Quote every entry word for word.

====

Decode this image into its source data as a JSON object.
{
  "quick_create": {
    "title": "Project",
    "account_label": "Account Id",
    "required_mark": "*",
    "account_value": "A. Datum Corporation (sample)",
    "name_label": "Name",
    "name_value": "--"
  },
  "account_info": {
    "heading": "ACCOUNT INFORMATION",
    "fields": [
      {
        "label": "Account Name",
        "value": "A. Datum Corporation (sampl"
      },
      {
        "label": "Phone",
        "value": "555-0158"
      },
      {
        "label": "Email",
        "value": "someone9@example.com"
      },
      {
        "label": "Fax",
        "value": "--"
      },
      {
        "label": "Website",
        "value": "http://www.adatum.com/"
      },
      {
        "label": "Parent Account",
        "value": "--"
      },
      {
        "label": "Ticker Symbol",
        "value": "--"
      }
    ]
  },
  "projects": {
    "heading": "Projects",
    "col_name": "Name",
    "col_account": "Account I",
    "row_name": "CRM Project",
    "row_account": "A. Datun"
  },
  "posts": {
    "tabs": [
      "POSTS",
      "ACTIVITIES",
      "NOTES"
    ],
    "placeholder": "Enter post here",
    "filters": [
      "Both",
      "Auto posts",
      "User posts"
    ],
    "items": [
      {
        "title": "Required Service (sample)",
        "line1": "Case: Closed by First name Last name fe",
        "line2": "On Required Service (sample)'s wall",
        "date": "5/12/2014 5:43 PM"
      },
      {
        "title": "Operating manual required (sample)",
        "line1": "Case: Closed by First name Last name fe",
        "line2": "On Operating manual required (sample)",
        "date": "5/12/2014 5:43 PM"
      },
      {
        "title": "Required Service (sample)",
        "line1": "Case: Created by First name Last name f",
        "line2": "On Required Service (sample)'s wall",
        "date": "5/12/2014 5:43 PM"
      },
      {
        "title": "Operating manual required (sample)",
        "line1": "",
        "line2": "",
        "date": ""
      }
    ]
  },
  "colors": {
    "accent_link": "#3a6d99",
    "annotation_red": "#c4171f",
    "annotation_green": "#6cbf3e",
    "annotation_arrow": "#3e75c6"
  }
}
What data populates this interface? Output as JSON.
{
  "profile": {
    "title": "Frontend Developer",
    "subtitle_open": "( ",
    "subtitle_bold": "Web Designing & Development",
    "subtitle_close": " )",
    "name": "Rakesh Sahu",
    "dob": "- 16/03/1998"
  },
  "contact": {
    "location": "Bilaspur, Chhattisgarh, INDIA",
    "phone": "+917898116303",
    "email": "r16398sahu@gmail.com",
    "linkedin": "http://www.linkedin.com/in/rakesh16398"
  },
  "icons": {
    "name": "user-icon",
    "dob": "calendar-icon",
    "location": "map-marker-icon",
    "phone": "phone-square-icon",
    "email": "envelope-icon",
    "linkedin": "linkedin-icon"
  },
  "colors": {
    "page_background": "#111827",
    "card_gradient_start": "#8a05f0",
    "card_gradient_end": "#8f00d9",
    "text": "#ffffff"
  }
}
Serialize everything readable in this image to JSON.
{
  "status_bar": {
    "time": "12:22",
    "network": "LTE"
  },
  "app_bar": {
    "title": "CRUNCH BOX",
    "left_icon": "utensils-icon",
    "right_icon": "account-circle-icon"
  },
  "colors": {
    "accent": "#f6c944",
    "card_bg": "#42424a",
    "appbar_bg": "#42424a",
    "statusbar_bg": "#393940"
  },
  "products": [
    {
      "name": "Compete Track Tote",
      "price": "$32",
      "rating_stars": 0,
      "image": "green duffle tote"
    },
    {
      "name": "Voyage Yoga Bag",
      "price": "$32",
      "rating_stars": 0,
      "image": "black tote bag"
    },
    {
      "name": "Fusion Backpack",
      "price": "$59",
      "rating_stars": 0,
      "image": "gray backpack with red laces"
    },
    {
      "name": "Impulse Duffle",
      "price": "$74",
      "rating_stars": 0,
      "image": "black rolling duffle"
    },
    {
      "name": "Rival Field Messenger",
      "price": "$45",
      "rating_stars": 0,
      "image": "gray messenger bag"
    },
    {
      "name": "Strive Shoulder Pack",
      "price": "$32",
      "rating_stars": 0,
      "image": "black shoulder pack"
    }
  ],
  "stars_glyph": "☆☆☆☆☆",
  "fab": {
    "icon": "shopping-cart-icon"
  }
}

====

#### [EXERCISE ANSWER]
Decode this image into its source data as a JSON object.
{
  "quick_create": {
    "title": "Project",
    "account_label": "Account Id",
    "required_mark": "*",
    "account_value": "A. Datum Corporation (sample)",
    "name_label": "Name",
    "name_value": "--"
  },
  "account_info": {
    "heading": "ACCOUNT INFORMATION",
    "fields": [
      {
        "label": "Account Name",
        "value": "A. Datum Corporation (sampl"
      },
      {
        "label": "Phone",
        "value": "555-0158"
      },
      {
        "label": "Email",
        "value": "someone9@example.com"
      },
      {
        "label": "Fax",
        "value": "--"
      },
      {
        "label": "Website",
        "value": "http://www.adatum.com/"
      },
      {
        "label": "Parent Account",
        "value": "--"
      },
      {
        "label": "Ticker Symbol",
        "value": "--"
      }
    ]
  },
  "projects": {
    "heading": "Projects",
    "col_name": "Name",
    "col_account": "Account I",
    "row_name": "CRM Project",
    "row_account": "A. Datun"
  },
  "posts": {
    "tabs": [
      "POSTS",
      "ACTIVITIES",
      "NOTES"
    ],
    "placeholder": "Enter post here",
    "filters": [
      "Both",
      "Auto posts",
      "User posts"
    ],
    "items": [
      {
        "title": "Required Service (sample)",
        "line1": "Case: Closed by First name Last name fe",
        "line2": "On Required Service (sample)'s wall",
        "date": "5/12/2014 5:43 PM"
      },
      {
        "title": "Operating manual required (sample)",
        "line1": "Case: Closed by First name Last name fe",
        "line2": "On Operating manual required (sample)",
        "date": "5/12/2014 5:43 PM"
      },
      {
        "title": "Required Service (sample)",
        "line1": "Case: Created by First name Last name f",
        "line2": "On Required Service (sample)'s wall",
        "date": "5/12/2014 5:43 PM"
      },
      {
        "title": "Operating manual required (sample)",
        "line1": "",
        "line2": "",
        "date": ""
      }
    ]
  },
  "colors": {
    "accent_link": "#3a6d99",
    "annotation_red": "#c4171f",
    "annotation_green": "#6cbf3e",
    "annotation_arrow": "#3e75c6"
  }
}
What data populates this interface? Output as JSON.
{
  "profile": {
    "title": "Frontend Developer",
    "subtitle_open": "( ",
    "subtitle_bold": "Web Designing & Development",
    "subtitle_close": " )",
    "name": "Rakesh Sahu",
    "dob": "- 16/03/1998"
  },
  "contact": {
    "location": "Bilaspur, Chhattisgarh, INDIA",
    "phone": "+917898116303",
    "email": "r16398sahu@gmail.com",
    "linkedin": "http://www.linkedin.com/in/rakesh16398"
  },
  "icons": {
    "name": "user-icon",
    "dob": "calendar-icon",
    "location": "map-marker-icon",
    "phone": "phone-square-icon",
    "email": "envelope-icon",
    "linkedin": "linkedin-icon"
  },
  "colors": {
    "page_background": "#111827",
    "card_gradient_start": "#8a05f0",
    "card_gradient_end": "#8f00d9",
    "text": "#ffffff"
  }
}
Serialize everything readable in this image to JSON.
{
  "status_bar": {
    "time": "12:22",
    "network": "LTE"
  },
  "app_bar": {
    "title": "CRUNCH BOX",
    "left_icon": "utensils-icon",
    "right_icon": "account-circle-icon"
  },
  "colors": {
    "accent": "#f6c944",
    "card_bg": "#42424a",
    "appbar_bg": "#42424a",
    "statusbar_bg": "#393940"
  },
  "products": [
    {
      "name": "Compete Track Tote",
      "price": "$32",
      "rating_stars": 0,
      "image": "green duffle tote"
    },
    {
      "name": "Voyage Yoga Bag",
      "price": "$32",
      "rating_stars": 0,
      "image": "black tote bag"
    },
    {
      "name": "Fusion Backpack",
      "price": "$59",
      "rating_stars": 0,
      "image": "gray backpack with red laces"
    },
    {
      "name": "Impulse Duffle",
      "price": "$74",
      "rating_stars": 0,
      "image": "black rolling duffle"
    },
    {
      "name": "Rival Field Messenger",
      "price": "$45",
      "rating_stars": 0,
      "image": "gray messenger bag"
    },
    {
      "name": "Strive Shoulder Pack",
      "price": "$32",
      "rating_stars": 0,
      "image": "black shoulder pack"
    }
  ],
  "stars_glyph": "☆☆☆☆☆",
  "fab": {
    "icon": "shopping-cart-icon"
  }
}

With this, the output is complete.